Goal -
Scan the lines below for the string "обеспечение" and copy every one that has it.

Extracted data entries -
** BEGIN **
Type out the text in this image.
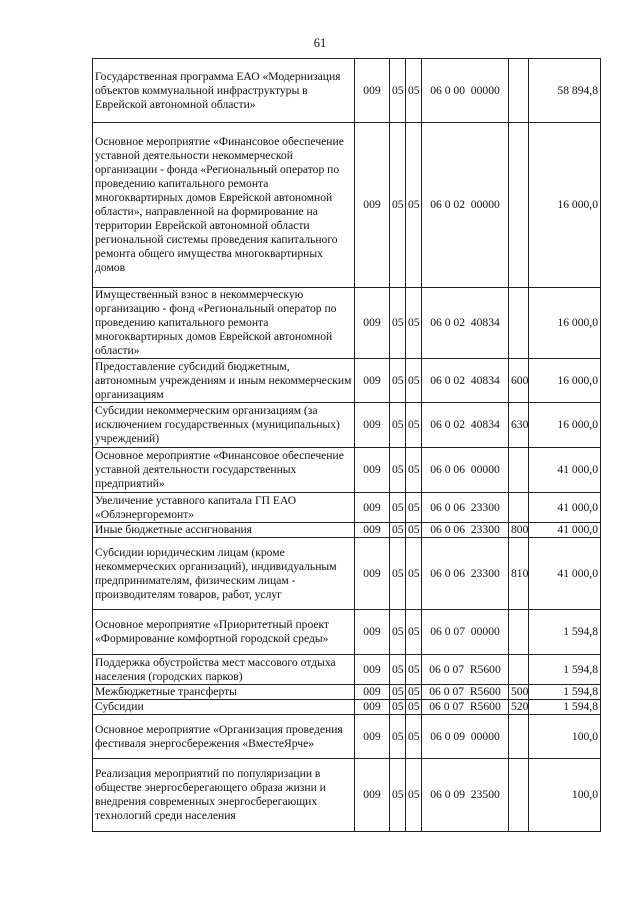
61
Государственная программа ЕАО «Модернизация объектов коммунальной инфраструктуры в Еврейской автономной области»	009	05	05	06 0 00  00000		58 894,8
Основное мероприятие «Финансовое обеспечение уставной деятельности некоммерческой организации - фонда «Региональный оператор по проведению капитального ремонта многоквартирных домов Еврейской автономной области», направленной на формирование на территории Еврейской автономной области региональной системы проведения капитального ремонта общего имущества многоквартирных домов	009	05	05	06 0 02  00000		16 000,0
Имущественный взнос в некоммерческую организацию - фонд «Региональный оператор по проведению капитального ремонта многоквартирных домов Еврейской автономной области»	009	05	05	06 0 02  40834		16 000,0
Предоставление субсидий бюджетным, автономным учреждениям и иным некоммерческим организациям	009	05	05	06 0 02  40834	600	16 000,0
Субсидии некоммерческим организациям (за исключением государственных (муниципальных) учреждений)	009	05	05	06 0 02  40834	630	16 000,0
Основное мероприятие «Финансовое обеспечение уставной деятельности государственных предприятий»	009	05	05	06 0 06  00000		41 000,0
Увеличение уставного капитала ГП ЕАО «Облэнергоремонт»	009	05	05	06 0 06  23300		41 000,0
Иные бюджетные ассигнования	009	05	05	06 0 06  23300	800	41 000,0
Субсидии юридическим лицам (кроме некоммерческих организаций), индивидуальным предпринимателям, физическим лицам - производителям товаров, работ, услуг	009	05	05	06 0 06  23300	810	41 000,0
Основное мероприятие «Приоритетный проект «Формирование комфортной городской среды»	009	05	05	06 0 07  00000		1 594,8
Поддержка обустройства мест массового отдыха населения (городских парков)	009	05	05	06 0 07  R5600		1 594,8
Межбюджетные трансферты	009	05	05	06 0 07  R5600	500	1 594,8
Субсидии	009	05	05	06 0 07  R5600	520	1 594,8
Основное мероприятие «Организация проведения фестиваля энергосбережения «ВместеЯрче»	009	05	05	06 0 09  00000		100,0
Реализация мероприятий по популяризации в обществе энергосберегающего образа жизни и внедрения современных энергосберегающих технологий среди населения	009	05	05	06 0 09  23500		100,0
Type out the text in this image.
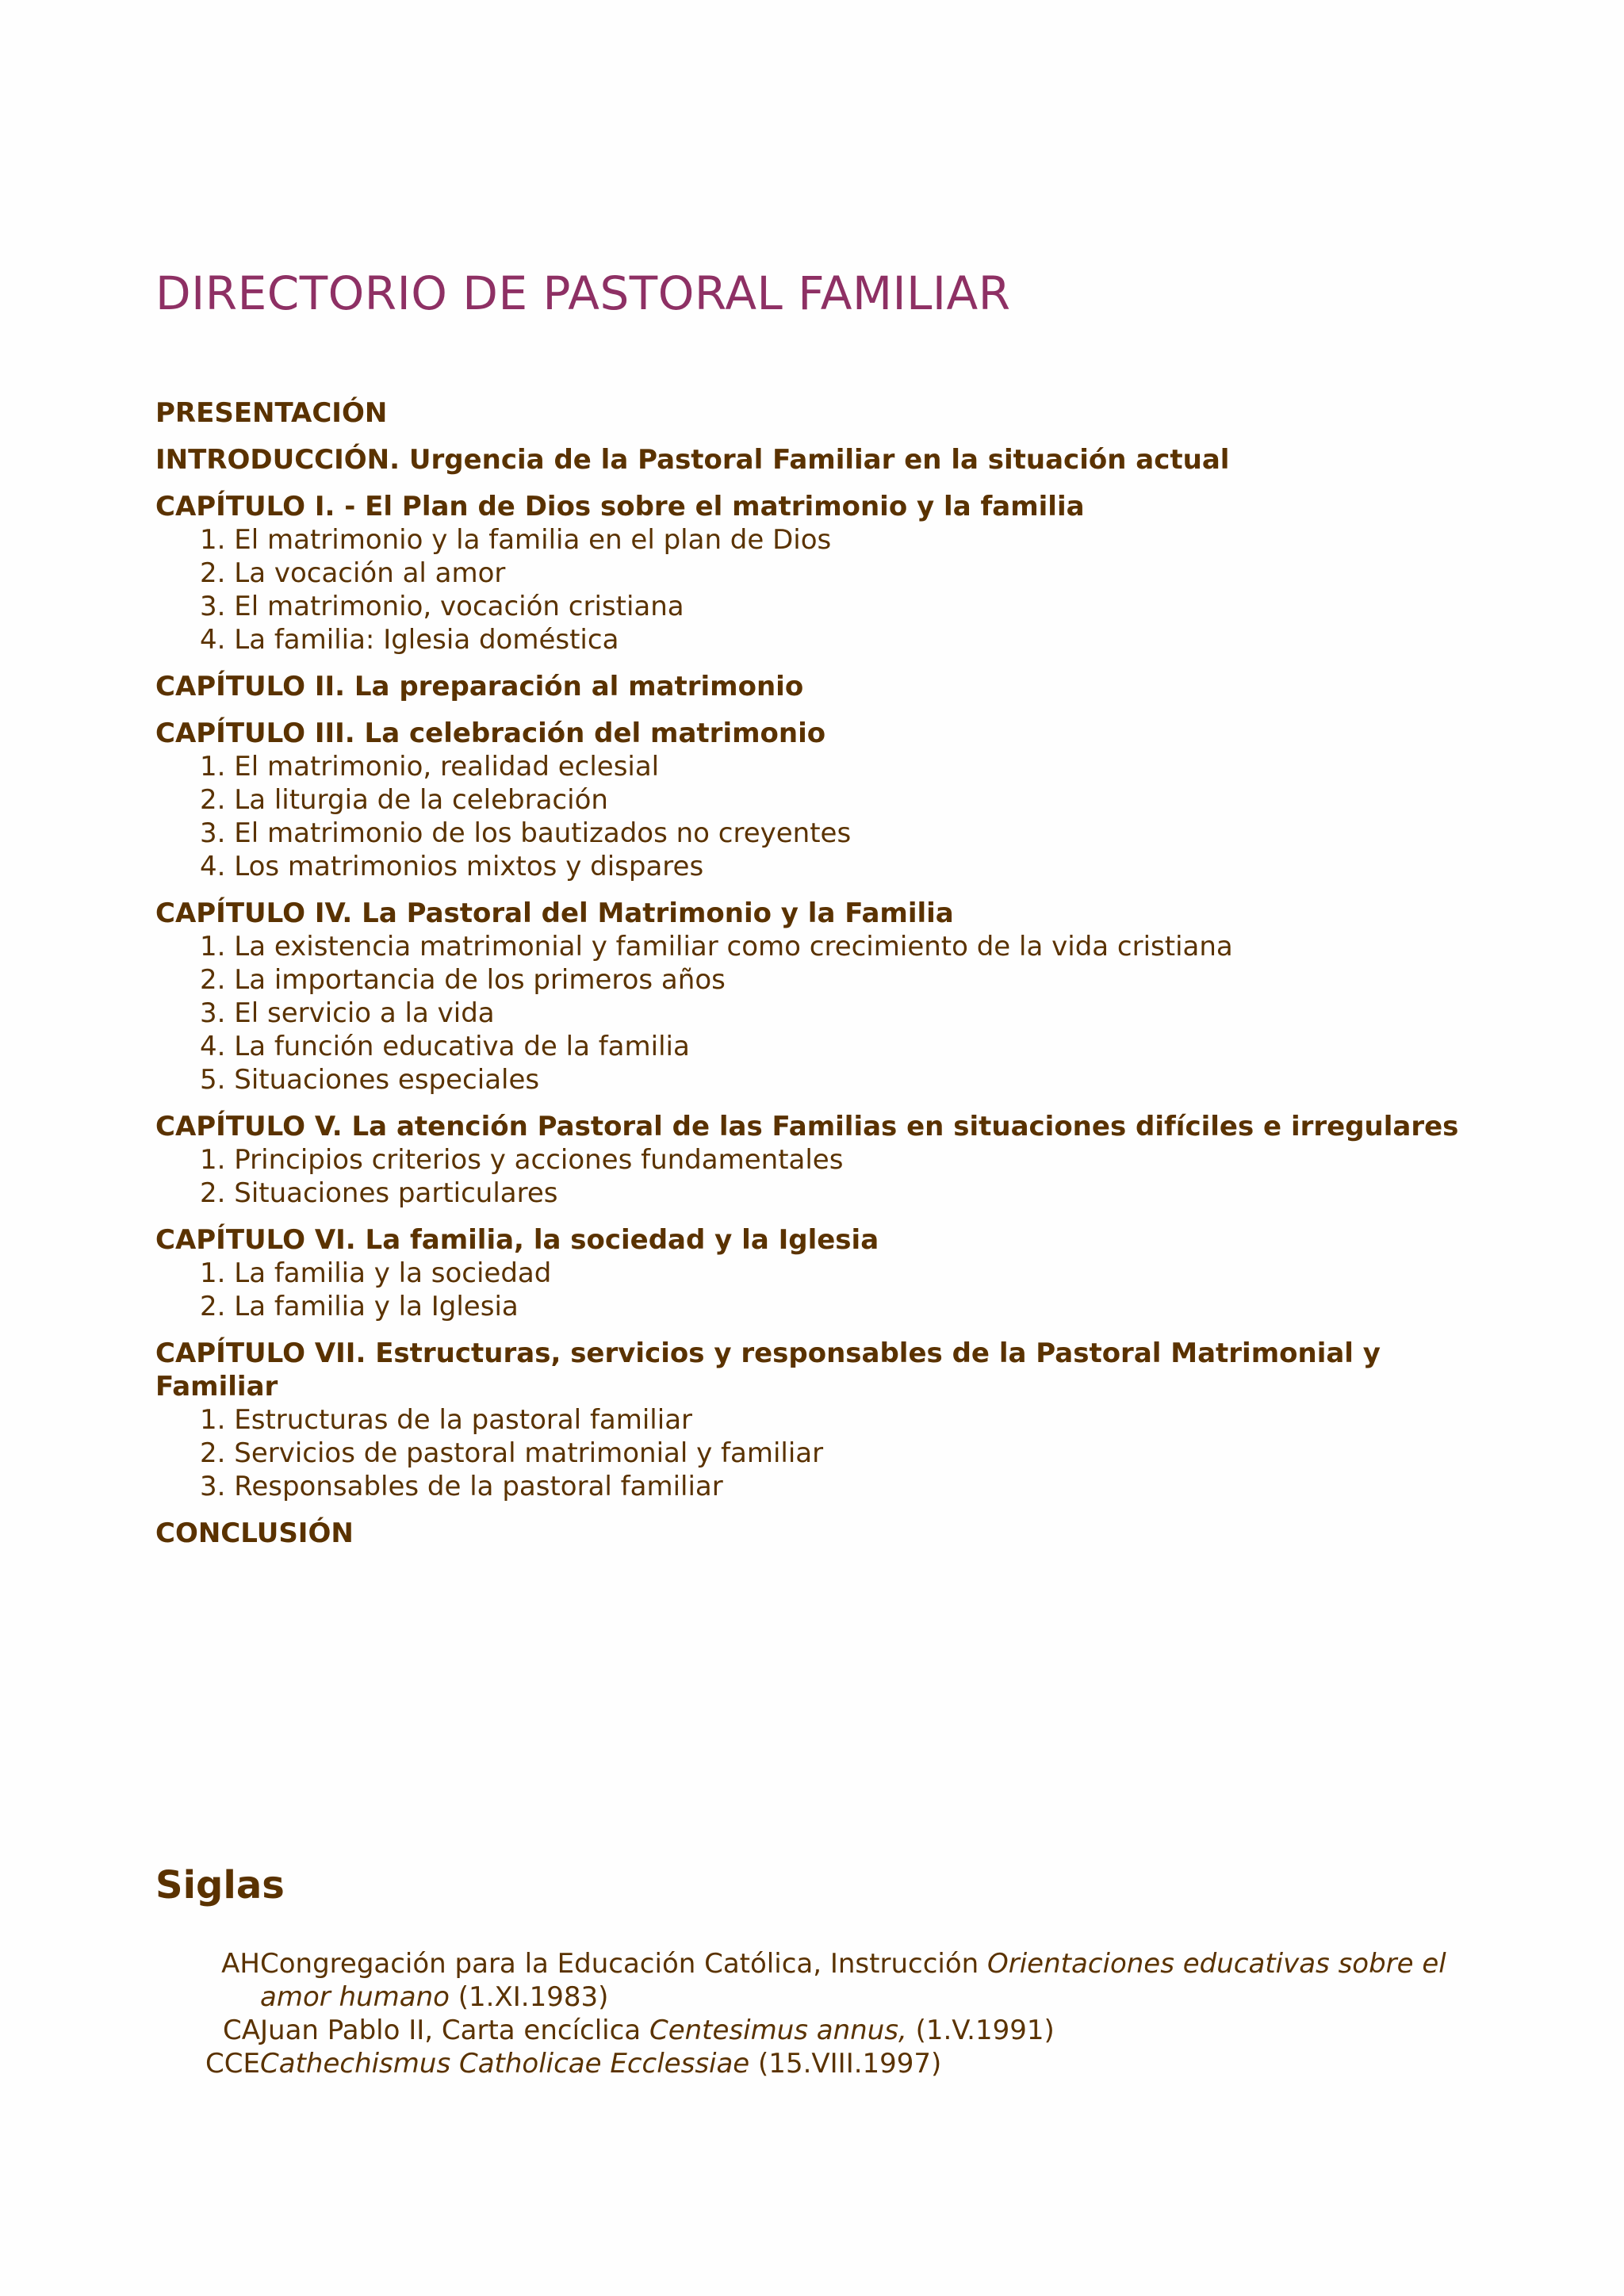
DIRECTORIO DE PASTORAL FAMILIAR
PRESENTACIÓN
INTRODUCCIÓN. Urgencia de la Pastoral Familiar en la situación actual
CAPÍTULO I. - El Plan de Dios sobre el matrimonio y la familia
1. El matrimonio y la familia en el plan de Dios
2. La vocación al amor
3. El matrimonio, vocación cristiana
4. La familia: Iglesia doméstica
CAPÍTULO II. La preparación al matrimonio
CAPÍTULO III. La celebración del matrimonio
1. El matrimonio, realidad eclesial
2. La liturgia de la celebración
3. El matrimonio de los bautizados no creyentes
4. Los matrimonios mixtos y dispares
CAPÍTULO IV. La Pastoral del Matrimonio y la Familia
1. La existencia matrimonial y familiar como crecimiento de la vida cristiana
2. La importancia de los primeros años
3. El servicio a la vida
4. La función educativa de la familia
5. Situaciones especiales
CAPÍTULO V. La atención Pastoral de las Familias en situaciones difíciles e irregulares
1. Principios criterios y acciones fundamentales
2. Situaciones particulares
CAPÍTULO VI. La familia, la sociedad y la Iglesia
1. La familia y la sociedad
2. La familia y la Iglesia
CAPÍTULO VII. Estructuras, servicios y responsables de la Pastoral Matrimonial y Familiar
1. Estructuras de la pastoral familiar
2. Servicios de pastoral matrimonial y familiar
3. Responsables de la pastoral familiar
CONCLUSIÓN
Siglas
AH Congregación para la Educación Católica, Instrucción Orientaciones educativas sobre el amor humano (1.XI.1983)
CA Juan Pablo II, Carta encíclica Centesimus annus, (1.V.1991)
CCE Cathechismus Catholicae Ecclessiae (15.VIII.1997)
** END **
Answer to the exercise -
Основное мероприятие «Финансовое обеспечение уставной деятельности некоммерческой организации - фонда «Региональный оператор по проведению капитального ремонта многоквартирных домов Еврейской автономной области», направленной на формирование на территории Еврейской автономной области региональной системы проведения капитального ремонта общего имущества многоквартирных домов	009	05	05	06 0 02  00000		16 000,0
Основное мероприятие «Финансовое обеспечение уставной деятельности государственных предприятий»	009	05	05	06 0 06  00000		41 000,0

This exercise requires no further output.